____ Given entries

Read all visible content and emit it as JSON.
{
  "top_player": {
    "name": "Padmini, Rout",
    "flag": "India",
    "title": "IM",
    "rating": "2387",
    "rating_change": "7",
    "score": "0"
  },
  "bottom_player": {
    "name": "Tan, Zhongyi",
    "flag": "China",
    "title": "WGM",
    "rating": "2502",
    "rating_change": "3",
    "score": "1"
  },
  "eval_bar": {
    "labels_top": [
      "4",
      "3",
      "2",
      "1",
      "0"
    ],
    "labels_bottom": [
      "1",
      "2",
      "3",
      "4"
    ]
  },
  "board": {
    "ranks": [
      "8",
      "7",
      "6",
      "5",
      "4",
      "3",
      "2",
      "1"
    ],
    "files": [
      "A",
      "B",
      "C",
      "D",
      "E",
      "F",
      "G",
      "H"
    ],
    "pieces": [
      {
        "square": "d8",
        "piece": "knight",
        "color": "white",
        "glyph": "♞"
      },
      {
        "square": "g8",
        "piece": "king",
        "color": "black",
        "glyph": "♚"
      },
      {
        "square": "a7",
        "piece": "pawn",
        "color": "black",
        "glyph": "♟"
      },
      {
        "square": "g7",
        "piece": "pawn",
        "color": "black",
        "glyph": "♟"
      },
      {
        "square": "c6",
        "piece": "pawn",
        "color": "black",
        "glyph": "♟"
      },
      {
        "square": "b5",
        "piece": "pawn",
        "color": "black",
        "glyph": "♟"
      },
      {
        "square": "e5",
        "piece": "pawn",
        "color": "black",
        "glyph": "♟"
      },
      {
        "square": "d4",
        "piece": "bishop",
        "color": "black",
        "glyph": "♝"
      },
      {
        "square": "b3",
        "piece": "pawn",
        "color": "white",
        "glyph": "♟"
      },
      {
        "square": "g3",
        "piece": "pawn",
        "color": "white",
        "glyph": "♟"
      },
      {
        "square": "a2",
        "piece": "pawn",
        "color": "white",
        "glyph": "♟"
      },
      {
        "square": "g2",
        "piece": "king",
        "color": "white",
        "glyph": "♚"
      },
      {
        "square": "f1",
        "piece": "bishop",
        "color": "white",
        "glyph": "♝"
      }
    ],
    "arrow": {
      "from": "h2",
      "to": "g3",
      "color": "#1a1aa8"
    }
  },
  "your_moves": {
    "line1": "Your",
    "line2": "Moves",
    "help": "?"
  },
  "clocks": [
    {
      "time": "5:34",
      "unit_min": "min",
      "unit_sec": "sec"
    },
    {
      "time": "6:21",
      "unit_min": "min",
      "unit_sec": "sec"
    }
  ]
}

________

- [Task requirements]:
The records above should be returned exactly.

- [Answer below]:
Read all visible content and emit it as JSON.
{
  "top_player": {
    "name": "Padmini, Rout",
    "flag": "India",
    "title": "IM",
    "rating": "2387",
    "rating_change": "7",
    "score": "0"
  },
  "bottom_player": {
    "name": "Tan, Zhongyi",
    "flag": "China",
    "title": "WGM",
    "rating": "2502",
    "rating_change": "3",
    "score": "1"
  },
  "eval_bar": {
    "labels_top": [
      "4",
      "3",
      "2",
      "1",
      "0"
    ],
    "labels_bottom": [
      "1",
      "2",
      "3",
      "4"
    ]
  },
  "board": {
    "ranks": [
      "8",
      "7",
      "6",
      "5",
      "4",
      "3",
      "2",
      "1"
    ],
    "files": [
      "A",
      "B",
      "C",
      "D",
      "E",
      "F",
      "G",
      "H"
    ],
    "pieces": [
      {
        "square": "d8",
        "piece": "knight",
        "color": "white",
        "glyph": "♞"
      },
      {
        "square": "g8",
        "piece": "king",
        "color": "black",
        "glyph": "♚"
      },
      {
        "square": "a7",
        "piece": "pawn",
        "color": "black",
        "glyph": "♟"
      },
      {
        "square": "g7",
        "piece": "pawn",
        "color": "black",
        "glyph": "♟"
      },
      {
        "square": "c6",
        "piece": "pawn",
        "color": "black",
        "glyph": "♟"
      },
      {
        "square": "b5",
        "piece": "pawn",
        "color": "black",
        "glyph": "♟"
      },
      {
        "square": "e5",
        "piece": "pawn",
        "color": "black",
        "glyph": "♟"
      },
      {
        "square": "d4",
        "piece": "bishop",
        "color": "black",
        "glyph": "♝"
      },
      {
        "square": "b3",
        "piece": "pawn",
        "color": "white",
        "glyph": "♟"
      },
      {
        "square": "g3",
        "piece": "pawn",
        "color": "white",
        "glyph": "♟"
      },
      {
        "square": "a2",
        "piece": "pawn",
        "color": "white",
        "glyph": "♟"
      },
      {
        "square": "g2",
        "piece": "king",
        "color": "white",
        "glyph": "♚"
      },
      {
        "square": "f1",
        "piece": "bishop",
        "color": "white",
        "glyph": "♝"
      }
    ],
    "arrow": {
      "from": "h2",
      "to": "g3",
      "color": "#1a1aa8"
    }
  },
  "your_moves": {
    "line1": "Your",
    "line2": "Moves",
    "help": "?"
  },
  "clocks": [
    {
      "time": "5:34",
      "unit_min": "min",
      "unit_sec": "sec"
    },
    {
      "time": "6:21",
      "unit_min": "min",
      "unit_sec": "sec"
    }
  ]
}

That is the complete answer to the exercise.